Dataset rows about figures
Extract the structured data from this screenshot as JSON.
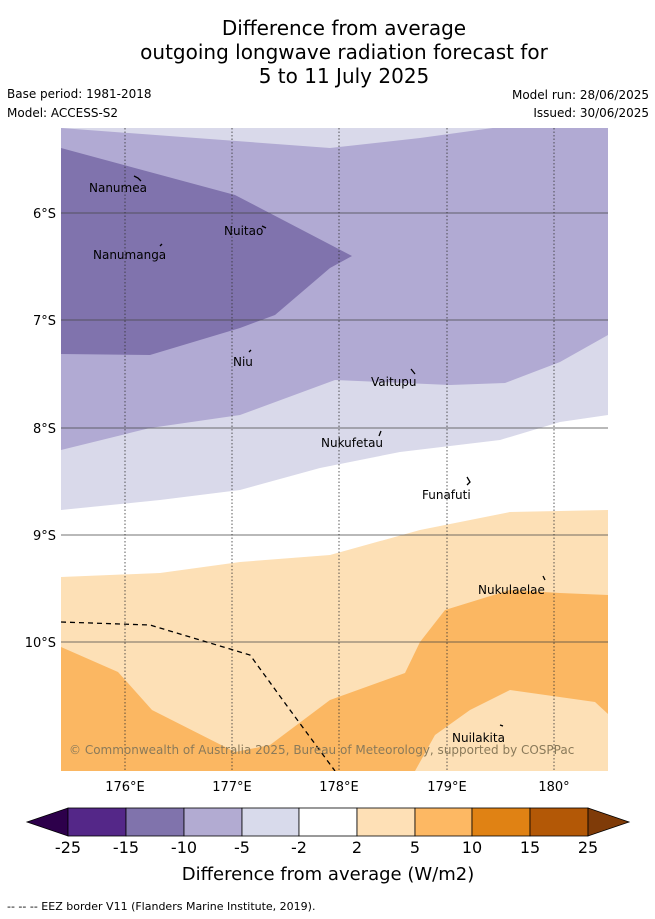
{
  "title": {
    "line1": "Difference from average",
    "line2": "outgoing longwave radiation forecast for",
    "line3": "5 to 11 July 2025"
  },
  "meta": {
    "base_period": "Base period: 1981-2018",
    "model": "Model: ACCESS-S2",
    "model_run": "Model run: 28/06/2025",
    "issued": "Issued: 30/06/2025"
  },
  "map": {
    "lat_ticks": [
      "6°S",
      "7°S",
      "8°S",
      "9°S",
      "10°S"
    ],
    "lon_ticks": [
      "176°E",
      "177°E",
      "178°E",
      "179°E",
      "180°"
    ],
    "places": [
      "Nanumea",
      "Nuitao",
      "Nanumanga",
      "Niu",
      "Vaitupu",
      "Nukufetau",
      "Funafuti",
      "Nukulaelae",
      "Nuilakita"
    ],
    "credit": "© Commonwealth of Australia 2025, Bureau of Meteorology, supported by COSPPac",
    "colors": {
      "lt_-15": "#8073ad",
      "-10_-5": "#b1aad3",
      "-5_-2": "#d9d9ea",
      "-2_2": "#ffffff",
      "2_5": "#fde0b6",
      "5_10": "#fbb762",
      "grid": "#333333"
    }
  },
  "colorbar": {
    "ticks": [
      "-25",
      "-15",
      "-10",
      "-5",
      "-2",
      "2",
      "5",
      "10",
      "15",
      "25"
    ],
    "colors": [
      "#2d004b",
      "#542788",
      "#8073ac",
      "#b2abd2",
      "#d8daeb",
      "#ffffff",
      "#fee0b6",
      "#fdb863",
      "#e08214",
      "#b35806",
      "#7f3b08"
    ],
    "label": "Difference from average (W/m2)"
  },
  "footnote": "--  --  -- EEZ border V11 (Flanders Marine Institute, 2019)."
}
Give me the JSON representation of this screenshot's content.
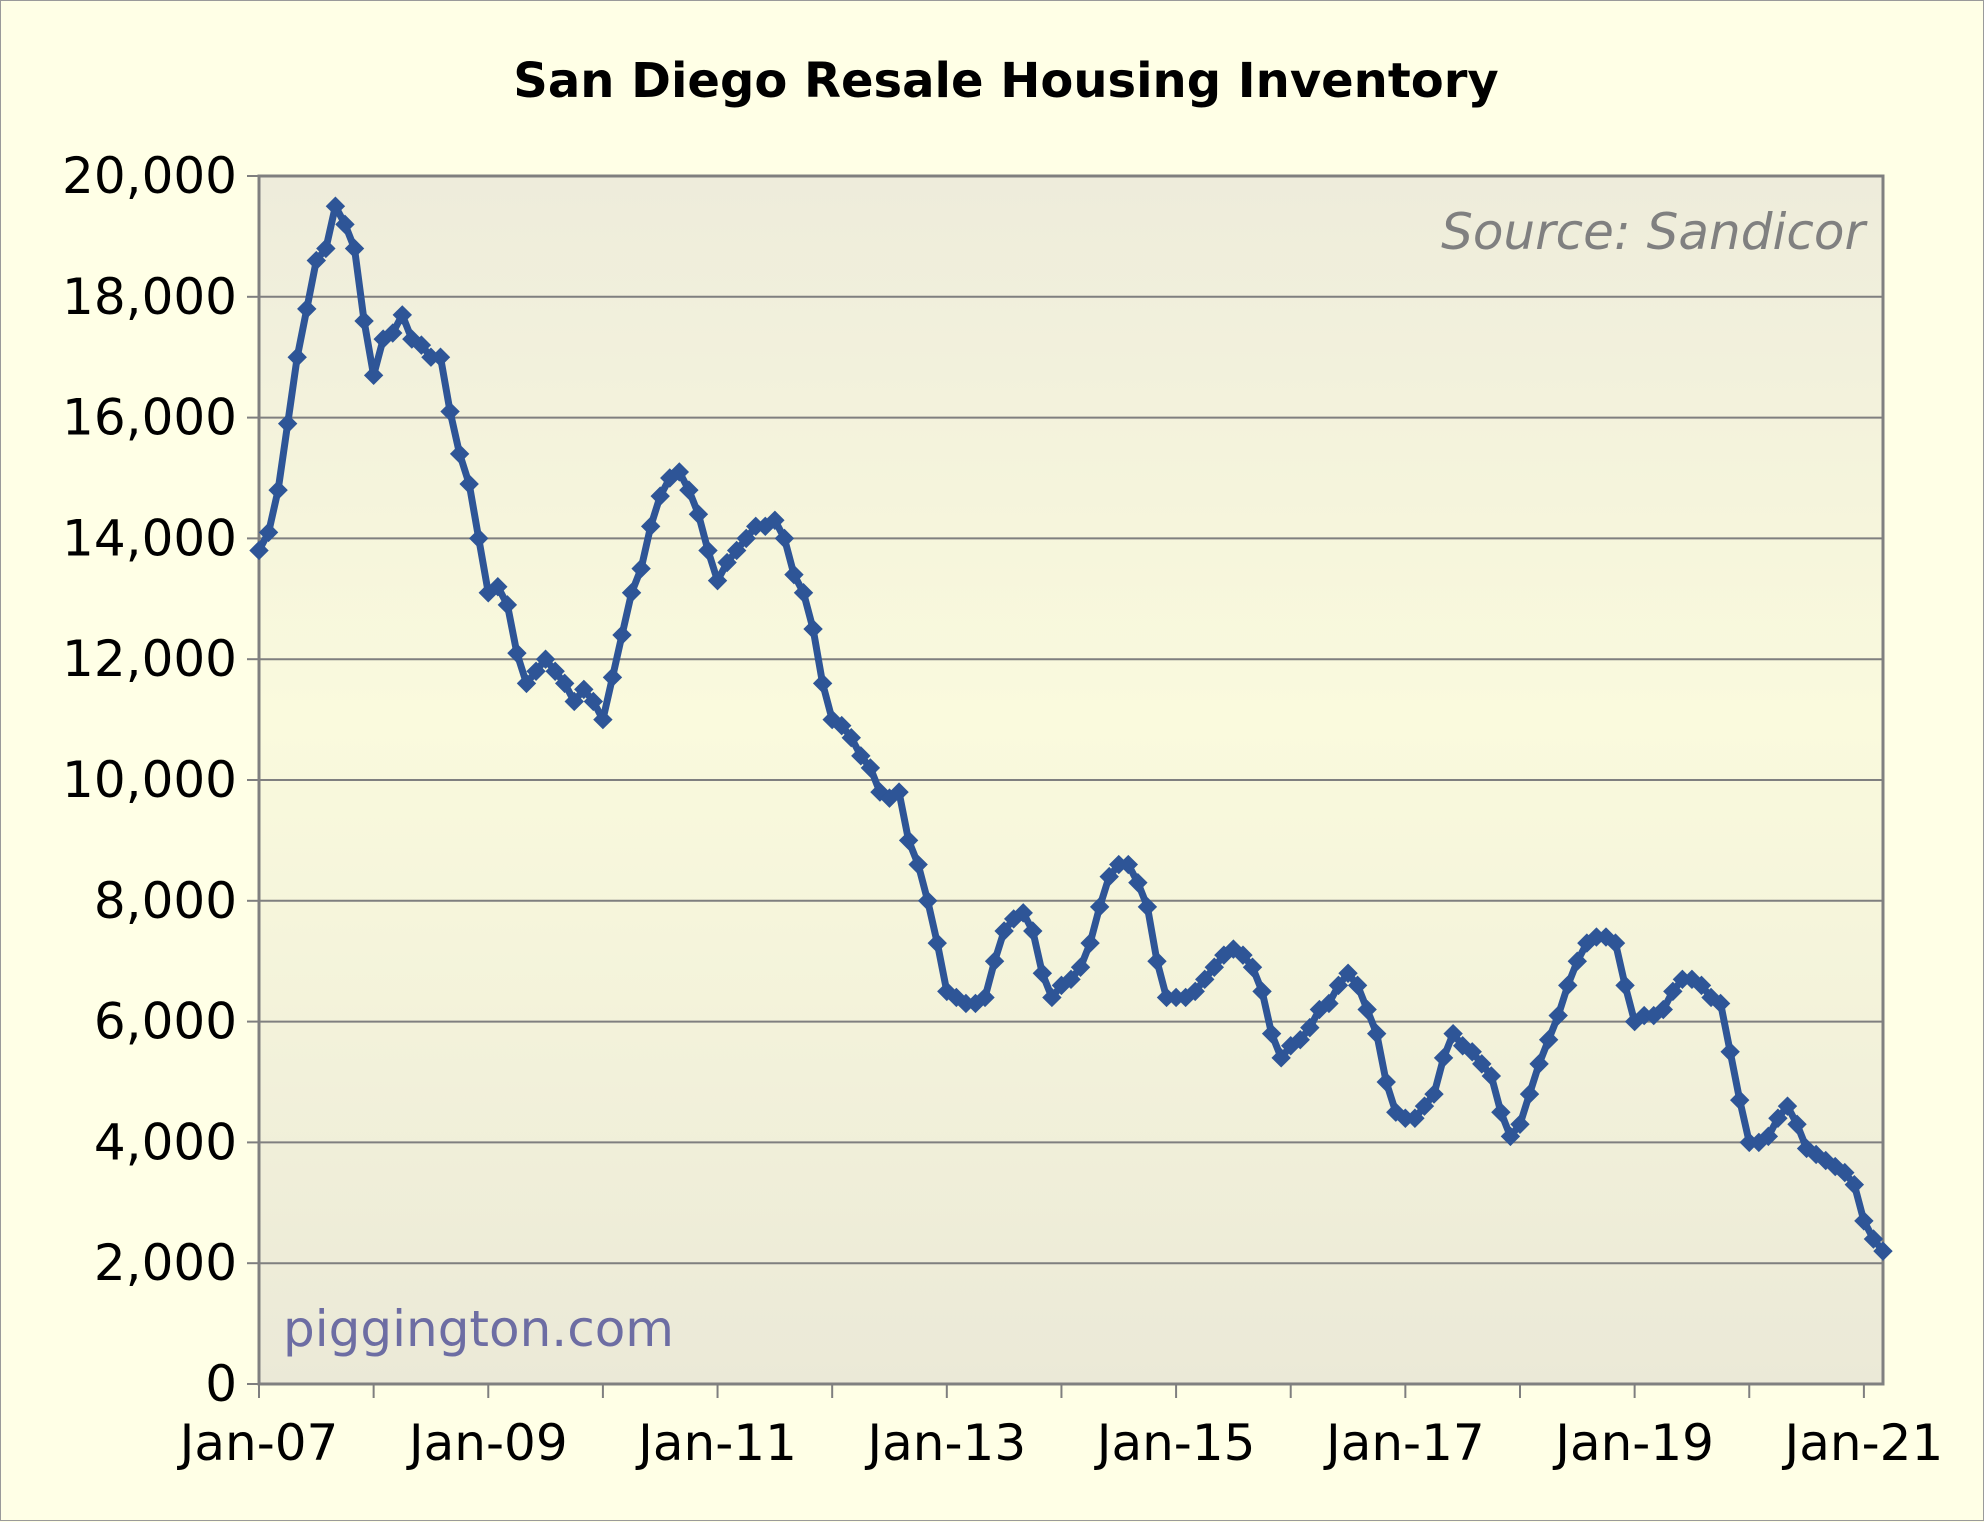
{
  "chart_data": {
    "type": "line",
    "title": "San Diego Resale Housing Inventory",
    "source_note": "Source: Sandicor",
    "watermark": "piggington.com",
    "xlabel": "",
    "ylabel": "",
    "ylim": [
      0,
      20000
    ],
    "yticks": [
      0,
      2000,
      4000,
      6000,
      8000,
      10000,
      12000,
      14000,
      16000,
      18000,
      20000
    ],
    "ytick_labels": [
      "0",
      "2,000",
      "4,000",
      "6,000",
      "8,000",
      "10,000",
      "12,000",
      "14,000",
      "16,000",
      "18,000",
      "20,000"
    ],
    "xlim_months": [
      0,
      170
    ],
    "xticks_months": [
      0,
      24,
      48,
      72,
      96,
      120,
      144,
      168
    ],
    "xtick_labels": [
      "Jan-07",
      "Jan-09",
      "Jan-11",
      "Jan-13",
      "Jan-15",
      "Jan-17",
      "Jan-19",
      "Jan-21"
    ],
    "minor_xticks_months": [
      12,
      36,
      60,
      84,
      108,
      132,
      156
    ],
    "grid": true,
    "legend": "none",
    "series": [
      {
        "name": "Resale Inventory",
        "color": "#2e5597",
        "marker": "diamond",
        "x_start": "Jan-07",
        "x_interval": "month",
        "values": [
          13800,
          14100,
          14800,
          15900,
          17000,
          17800,
          18600,
          18800,
          19500,
          19200,
          18800,
          17600,
          16700,
          17300,
          17400,
          17700,
          17300,
          17200,
          17000,
          17000,
          16100,
          15400,
          14900,
          14000,
          13100,
          13200,
          12900,
          12100,
          11600,
          11800,
          12000,
          11800,
          11600,
          11300,
          11500,
          11300,
          11000,
          11700,
          12400,
          13100,
          13500,
          14200,
          14700,
          15000,
          15100,
          14800,
          14400,
          13800,
          13300,
          13600,
          13800,
          14000,
          14200,
          14200,
          14300,
          14000,
          13400,
          13100,
          12500,
          11600,
          11000,
          10900,
          10700,
          10400,
          10200,
          9800,
          9700,
          9800,
          9000,
          8600,
          8000,
          7300,
          6500,
          6400,
          6300,
          6300,
          6400,
          7000,
          7500,
          7700,
          7800,
          7500,
          6800,
          6400,
          6600,
          6700,
          6900,
          7300,
          7900,
          8400,
          8600,
          8600,
          8300,
          7900,
          7000,
          6400,
          6400,
          6400,
          6500,
          6700,
          6900,
          7100,
          7200,
          7100,
          6900,
          6500,
          5800,
          5400,
          5600,
          5700,
          5900,
          6200,
          6300,
          6600,
          6800,
          6600,
          6200,
          5800,
          5000,
          4500,
          4400,
          4400,
          4600,
          4800,
          5400,
          5800,
          5600,
          5500,
          5300,
          5100,
          4500,
          4100,
          4300,
          4800,
          5300,
          5700,
          6100,
          6600,
          7000,
          7300,
          7400,
          7400,
          7300,
          6600,
          6000,
          6100,
          6100,
          6200,
          6500,
          6700,
          6700,
          6600,
          6400,
          6300,
          5500,
          4700,
          4000,
          4000,
          4100,
          4400,
          4600,
          4300,
          3900,
          3800,
          3700,
          3600,
          3500,
          3300,
          2700,
          2400,
          2200
        ]
      }
    ]
  }
}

(EXERCISE OBJECTIVE): Reproduce the listing above exactly, excluding all pictures.

(CORRECT OUTPUT):
Extract the structured data from this screenshot as JSON.
{
  "title": {
    "line1": "Difference from average",
    "line2": "outgoing longwave radiation forecast for",
    "line3": "5 to 11 July 2025"
  },
  "meta": {
    "base_period": "Base period: 1981-2018",
    "model": "Model: ACCESS-S2",
    "model_run": "Model run: 28/06/2025",
    "issued": "Issued: 30/06/2025"
  },
  "map": {
    "lat_ticks": [
      "6°S",
      "7°S",
      "8°S",
      "9°S",
      "10°S"
    ],
    "lon_ticks": [
      "176°E",
      "177°E",
      "178°E",
      "179°E",
      "180°"
    ],
    "places": [
      "Nanumea",
      "Nuitao",
      "Nanumanga",
      "Niu",
      "Vaitupu",
      "Nukufetau",
      "Funafuti",
      "Nukulaelae",
      "Nuilakita"
    ],
    "credit": "© Commonwealth of Australia 2025, Bureau of Meteorology, supported by COSPPac",
    "colors": {
      "lt_-15": "#8073ad",
      "-10_-5": "#b1aad3",
      "-5_-2": "#d9d9ea",
      "-2_2": "#ffffff",
      "2_5": "#fde0b6",
      "5_10": "#fbb762",
      "grid": "#333333"
    }
  },
  "colorbar": {
    "ticks": [
      "-25",
      "-15",
      "-10",
      "-5",
      "-2",
      "2",
      "5",
      "10",
      "15",
      "25"
    ],
    "colors": [
      "#2d004b",
      "#542788",
      "#8073ac",
      "#b2abd2",
      "#d8daeb",
      "#ffffff",
      "#fee0b6",
      "#fdb863",
      "#e08214",
      "#b35806",
      "#7f3b08"
    ],
    "label": "Difference from average (W/m2)"
  },
  "footnote": "--  --  -- EEZ border V11 (Flanders Marine Institute, 2019)."
}
Give me the JSON representation of this screenshot's content.
{
  "chart_data": {
    "type": "line",
    "title": "San Diego Resale Housing Inventory",
    "source_note": "Source: Sandicor",
    "watermark": "piggington.com",
    "xlabel": "",
    "ylabel": "",
    "ylim": [
      0,
      20000
    ],
    "yticks": [
      0,
      2000,
      4000,
      6000,
      8000,
      10000,
      12000,
      14000,
      16000,
      18000,
      20000
    ],
    "ytick_labels": [
      "0",
      "2,000",
      "4,000",
      "6,000",
      "8,000",
      "10,000",
      "12,000",
      "14,000",
      "16,000",
      "18,000",
      "20,000"
    ],
    "xlim_months": [
      0,
      170
    ],
    "xticks_months": [
      0,
      24,
      48,
      72,
      96,
      120,
      144,
      168
    ],
    "xtick_labels": [
      "Jan-07",
      "Jan-09",
      "Jan-11",
      "Jan-13",
      "Jan-15",
      "Jan-17",
      "Jan-19",
      "Jan-21"
    ],
    "minor_xticks_months": [
      12,
      36,
      60,
      84,
      108,
      132,
      156
    ],
    "grid": true,
    "legend": "none",
    "series": [
      {
        "name": "Resale Inventory",
        "color": "#2e5597",
        "marker": "diamond",
        "x_start": "Jan-07",
        "x_interval": "month",
        "values": [
          13800,
          14100,
          14800,
          15900,
          17000,
          17800,
          18600,
          18800,
          19500,
          19200,
          18800,
          17600,
          16700,
          17300,
          17400,
          17700,
          17300,
          17200,
          17000,
          17000,
          16100,
          15400,
          14900,
          14000,
          13100,
          13200,
          12900,
          12100,
          11600,
          11800,
          12000,
          11800,
          11600,
          11300,
          11500,
          11300,
          11000,
          11700,
          12400,
          13100,
          13500,
          14200,
          14700,
          15000,
          15100,
          14800,
          14400,
          13800,
          13300,
          13600,
          13800,
          14000,
          14200,
          14200,
          14300,
          14000,
          13400,
          13100,
          12500,
          11600,
          11000,
          10900,
          10700,
          10400,
          10200,
          9800,
          9700,
          9800,
          9000,
          8600,
          8000,
          7300,
          6500,
          6400,
          6300,
          6300,
          6400,
          7000,
          7500,
          7700,
          7800,
          7500,
          6800,
          6400,
          6600,
          6700,
          6900,
          7300,
          7900,
          8400,
          8600,
          8600,
          8300,
          7900,
          7000,
          6400,
          6400,
          6400,
          6500,
          6700,
          6900,
          7100,
          7200,
          7100,
          6900,
          6500,
          5800,
          5400,
          5600,
          5700,
          5900,
          6200,
          6300,
          6600,
          6800,
          6600,
          6200,
          5800,
          5000,
          4500,
          4400,
          4400,
          4600,
          4800,
          5400,
          5800,
          5600,
          5500,
          5300,
          5100,
          4500,
          4100,
          4300,
          4800,
          5300,
          5700,
          6100,
          6600,
          7000,
          7300,
          7400,
          7400,
          7300,
          6600,
          6000,
          6100,
          6100,
          6200,
          6500,
          6700,
          6700,
          6600,
          6400,
          6300,
          5500,
          4700,
          4000,
          4000,
          4100,
          4400,
          4600,
          4300,
          3900,
          3800,
          3700,
          3600,
          3500,
          3300,
          2700,
          2400,
          2200
        ]
      }
    ]
  }
}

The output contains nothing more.